Given data:
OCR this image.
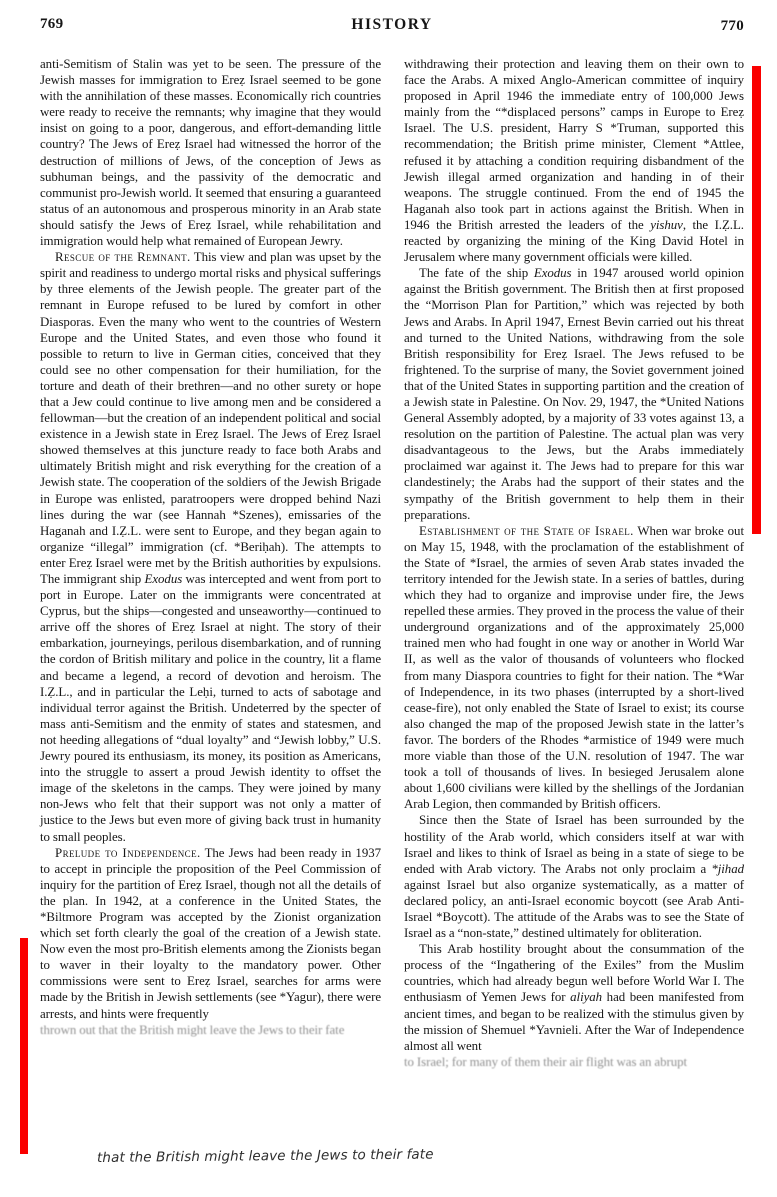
769	HISTORY	770

anti-Semitism of Stalin was yet to be seen. The pressure of the Jewish masses for immigration to Ereẓ Israel seemed to be gone with the annihilation of these masses. Economically rich countries were ready to receive the remnants; why imagine that they would insist on going to a poor, dangerous, and effort-demanding little country? The Jews of Ereẓ Israel had witnessed the horror of the destruction of millions of Jews, of the conception of Jews as subhuman beings, and the passivity of the democratic and communist pro-Jewish world. It seemed that ensuring a guaranteed status of an autonomous and prosperous minority in an Arab state should satisfy the Jews of Ereẓ Israel, while rehabilitation and immigration would help what remained of European Jewry.

Rescue of the Remnant. This view and plan was upset by the spirit and readiness to undergo mortal risks and physical sufferings by three elements of the Jewish people. The greater part of the remnant in Europe refused to be lured by comfort in other Diasporas. Even the many who went to the countries of Western Europe and the United States, and even those who found it possible to return to live in German cities, conceived that they could see no other compensation for their humiliation, for the torture and death of their brethren—and no other surety or hope that a Jew could continue to live among men and be considered a fellowman—but the creation of an independent political and social existence in a Jewish state in Ereẓ Israel. The Jews of Ereẓ Israel showed themselves at this juncture ready to face both Arabs and ultimately British might and risk everything for the creation of a Jewish state. The cooperation of the soldiers of the Jewish Brigade in Europe was enlisted, paratroopers were dropped behind Nazi lines during the war (see Hannah *Szenes), emissaries of the Haganah and I.Ẓ.L. were sent to Europe, and they began again to organize “illegal” immigration (cf. *Beriḥah). The attempts to enter Ereẓ Israel were met by the British authorities by expulsions. The immigrant ship Exodus was intercepted and went from port to port in Europe. Later on the immigrants were concentrated at Cyprus, but the ships—congested and unseaworthy—continued to arrive off the shores of Ereẓ Israel at night. The story of their embarkation, journeyings, perilous disembarkation, and of running the cordon of British military and police in the country, lit a flame and became a legend, a record of devotion and heroism. The I.Ẓ.L., and in particular the Leḥi, turned to acts of sabotage and individual terror against the British. Undeterred by the specter of mass anti-Semitism and the enmity of states and statesmen, and not heeding allegations of “dual loyalty” and “Jewish lobby,” U.S. Jewry poured its enthusiasm, its money, its position as Americans, into the struggle to assert a proud Jewish identity to offset the image of the skeletons in the camps. They were joined by many non-Jews who felt that their support was not only a matter of justice to the Jews but even more of giving back trust in humanity to small peoples.

Prelude to Independence. The Jews had been ready in 1937 to accept in principle the proposition of the Peel Commission of inquiry for the partition of Ereẓ Israel, though not all the details of the plan. In 1942, at a conference in the United States, the *Biltmore Program was accepted by the Zionist organization which set forth clearly the goal of the creation of a Jewish state. Now even the most pro-British elements among the Zionists began to waver in their loyalty to the mandatory power. Other commissions were sent to Ereẓ Israel, searches for arms were made by the British in Jewish settlements (see *Yagur), there were arrests, and hints were frequently

thrown out that the British might leave the Jews to their fate

withdrawing their protection and leaving them on their own to face the Arabs. A mixed Anglo-American committee of inquiry proposed in April 1946 the immediate entry of 100,000 Jews mainly from the “*displaced persons” camps in Europe to Ereẓ Israel. The U.S. president, Harry S *Truman, supported this recommendation; the British prime minister, Clement *Attlee, refused it by attaching a condition requiring disbandment of the Jewish illegal armed organization and handing in of their weapons. The struggle continued. From the end of 1945 the Haganah also took part in actions against the British. When in 1946 the British arrested the leaders of the yishuv, the I.Ẓ.L. reacted by organizing the mining of the King David Hotel in Jerusalem where many government officials were killed.

The fate of the ship Exodus in 1947 aroused world opinion against the British government. The British then at first proposed the “Morrison Plan for Partition,” which was rejected by both Jews and Arabs. In April 1947, Ernest Bevin carried out his threat and turned to the United Nations, withdrawing from the sole British responsibility for Ereẓ Israel. The Jews refused to be frightened. To the surprise of many, the Soviet government joined that of the United States in supporting partition and the creation of a Jewish state in Palestine. On Nov. 29, 1947, the *United Nations General Assembly adopted, by a majority of 33 votes against 13, a resolution on the partition of Palestine. The actual plan was very disadvantageous to the Jews, but the Arabs immediately proclaimed war against it. The Jews had to prepare for this war clandestinely; the Arabs had the support of their states and the sympathy of the British government to help them in their preparations.

Establishment of the State of Israel. When war broke out on May 15, 1948, with the proclamation of the establishment of the State of *Israel, the armies of seven Arab states invaded the territory intended for the Jewish state. In a series of battles, during which they had to organize and improvise under fire, the Jews repelled these armies. They proved in the process the value of their underground organizations and of the approximately 25,000 trained men who had fought in one way or another in World War II, as well as the valor of thousands of volunteers who flocked from many Diaspora countries to fight for their nation. The *War of Independence, in its two phases (interrupted by a short-lived cease-fire), not only enabled the State of Israel to exist; its course also changed the map of the proposed Jewish state in the latter’s favor. The borders of the Rhodes *armistice of 1949 were much more viable than those of the U.N. resolution of 1947. The war took a toll of thousands of lives. In besieged Jerusalem alone about 1,600 civilians were killed by the shellings of the Jordanian Arab Legion, then commanded by British officers.

Since then the State of Israel has been surrounded by the hostility of the Arab world, which considers itself at war with Israel and likes to think of Israel as being in a state of siege to be ended with Arab victory. The Arabs not only proclaim a *jihad against Israel but also organize systematically, as a matter of declared policy, an anti-Israel economic boycott (see Arab Anti-Israel *Boycott). The attitude of the Arabs was to see the State of Israel as a “non-state,” destined ultimately for obliteration.

This Arab hostility brought about the consummation of the process of the “Ingathering of the Exiles” from the Muslim countries, which had already begun well before World War I. The enthusiasm of Yemen Jews for aliyah had been manifested from ancient times, and began to be realized with the stimulus given by the mission of Shemuel *Yavnieli. After the War of Independence almost all went

to Israel; for many of them their air flight was an abrupt

that the British might leave the Jews to their fate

Problem: The records above are to be quoted exactly, with all pictures left out.

Completed task:
OCR this image.
769	HISTORY	770

anti-Semitism of Stalin was yet to be seen. The pressure of the Jewish masses for immigration to Ereẓ Israel seemed to be gone with the annihilation of these masses. Economically rich countries were ready to receive the remnants; why imagine that they would insist on going to a poor, dangerous, and effort-demanding little country? The Jews of Ereẓ Israel had witnessed the horror of the destruction of millions of Jews, of the conception of Jews as subhuman beings, and the passivity of the democratic and communist pro-Jewish world. It seemed that ensuring a guaranteed status of an autonomous and prosperous minority in an Arab state should satisfy the Jews of Ereẓ Israel, while rehabilitation and immigration would help what remained of European Jewry.

Rescue of the Remnant. This view and plan was upset by the spirit and readiness to undergo mortal risks and physical sufferings by three elements of the Jewish people. The greater part of the remnant in Europe refused to be lured by comfort in other Diasporas. Even the many who went to the countries of Western Europe and the United States, and even those who found it possible to return to live in German cities, conceived that they could see no other compensation for their humiliation, for the torture and death of their brethren—and no other surety or hope that a Jew could continue to live among men and be considered a fellowman—but the creation of an independent political and social existence in a Jewish state in Ereẓ Israel. The Jews of Ereẓ Israel showed themselves at this juncture ready to face both Arabs and ultimately British might and risk everything for the creation of a Jewish state. The cooperation of the soldiers of the Jewish Brigade in Europe was enlisted, paratroopers were dropped behind Nazi lines during the war (see Hannah *Szenes), emissaries of the Haganah and I.Ẓ.L. were sent to Europe, and they began again to organize “illegal” immigration (cf. *Beriḥah). The attempts to enter Ereẓ Israel were met by the British authorities by expulsions. The immigrant ship Exodus was intercepted and went from port to port in Europe. Later on the immigrants were concentrated at Cyprus, but the ships—congested and unseaworthy—continued to arrive off the shores of Ereẓ Israel at night. The story of their embarkation, journeyings, perilous disembarkation, and of running the cordon of British military and police in the country, lit a flame and became a legend, a record of devotion and heroism. The I.Ẓ.L., and in particular the Leḥi, turned to acts of sabotage and individual terror against the British. Undeterred by the specter of mass anti-Semitism and the enmity of states and statesmen, and not heeding allegations of “dual loyalty” and “Jewish lobby,” U.S. Jewry poured its enthusiasm, its money, its position as Americans, into the struggle to assert a proud Jewish identity to offset the image of the skeletons in the camps. They were joined by many non-Jews who felt that their support was not only a matter of justice to the Jews but even more of giving back trust in humanity to small peoples.

Prelude to Independence. The Jews had been ready in 1937 to accept in principle the proposition of the Peel Commission of inquiry for the partition of Ereẓ Israel, though not all the details of the plan. In 1942, at a conference in the United States, the *Biltmore Program was accepted by the Zionist organization which set forth clearly the goal of the creation of a Jewish state. Now even the most pro-British elements among the Zionists began to waver in their loyalty to the mandatory power. Other commissions were sent to Ereẓ Israel, searches for arms were made by the British in Jewish settlements (see *Yagur), there were arrests, and hints were frequently

thrown out that the British might leave the Jews to their fate

withdrawing their protection and leaving them on their own to face the Arabs. A mixed Anglo-American committee of inquiry proposed in April 1946 the immediate entry of 100,000 Jews mainly from the “*displaced persons” camps in Europe to Ereẓ Israel. The U.S. president, Harry S *Truman, supported this recommendation; the British prime minister, Clement *Attlee, refused it by attaching a condition requiring disbandment of the Jewish illegal armed organization and handing in of their weapons. The struggle continued. From the end of 1945 the Haganah also took part in actions against the British. When in 1946 the British arrested the leaders of the yishuv, the I.Ẓ.L. reacted by organizing the mining of the King David Hotel in Jerusalem where many government officials were killed.

The fate of the ship Exodus in 1947 aroused world opinion against the British government. The British then at first proposed the “Morrison Plan for Partition,” which was rejected by both Jews and Arabs. In April 1947, Ernest Bevin carried out his threat and turned to the United Nations, withdrawing from the sole British responsibility for Ereẓ Israel. The Jews refused to be frightened. To the surprise of many, the Soviet government joined that of the United States in supporting partition and the creation of a Jewish state in Palestine. On Nov. 29, 1947, the *United Nations General Assembly adopted, by a majority of 33 votes against 13, a resolution on the partition of Palestine. The actual plan was very disadvantageous to the Jews, but the Arabs immediately proclaimed war against it. The Jews had to prepare for this war clandestinely; the Arabs had the support of their states and the sympathy of the British government to help them in their preparations.

Establishment of the State of Israel. When war broke out on May 15, 1948, with the proclamation of the establishment of the State of *Israel, the armies of seven Arab states invaded the territory intended for the Jewish state. In a series of battles, during which they had to organize and improvise under fire, the Jews repelled these armies. They proved in the process the value of their underground organizations and of the approximately 25,000 trained men who had fought in one way or another in World War II, as well as the valor of thousands of volunteers who flocked from many Diaspora countries to fight for their nation. The *War of Independence, in its two phases (interrupted by a short-lived cease-fire), not only enabled the State of Israel to exist; its course also changed the map of the proposed Jewish state in the latter’s favor. The borders of the Rhodes *armistice of 1949 were much more viable than those of the U.N. resolution of 1947. The war took a toll of thousands of lives. In besieged Jerusalem alone about 1,600 civilians were killed by the shellings of the Jordanian Arab Legion, then commanded by British officers.

Since then the State of Israel has been surrounded by the hostility of the Arab world, which considers itself at war with Israel and likes to think of Israel as being in a state of siege to be ended with Arab victory. The Arabs not only proclaim a *jihad against Israel but also organize systematically, as a matter of declared policy, an anti-Israel economic boycott (see Arab Anti-Israel *Boycott). The attitude of the Arabs was to see the State of Israel as a “non-state,” destined ultimately for obliteration.

This Arab hostility brought about the consummation of the process of the “Ingathering of the Exiles” from the Muslim countries, which had already begun well before World War I. The enthusiasm of Yemen Jews for aliyah had been manifested from ancient times, and began to be realized with the stimulus given by the mission of Shemuel *Yavnieli. After the War of Independence almost all went

to Israel; for many of them their air flight was an abrupt

that the British might leave the Jews to their fate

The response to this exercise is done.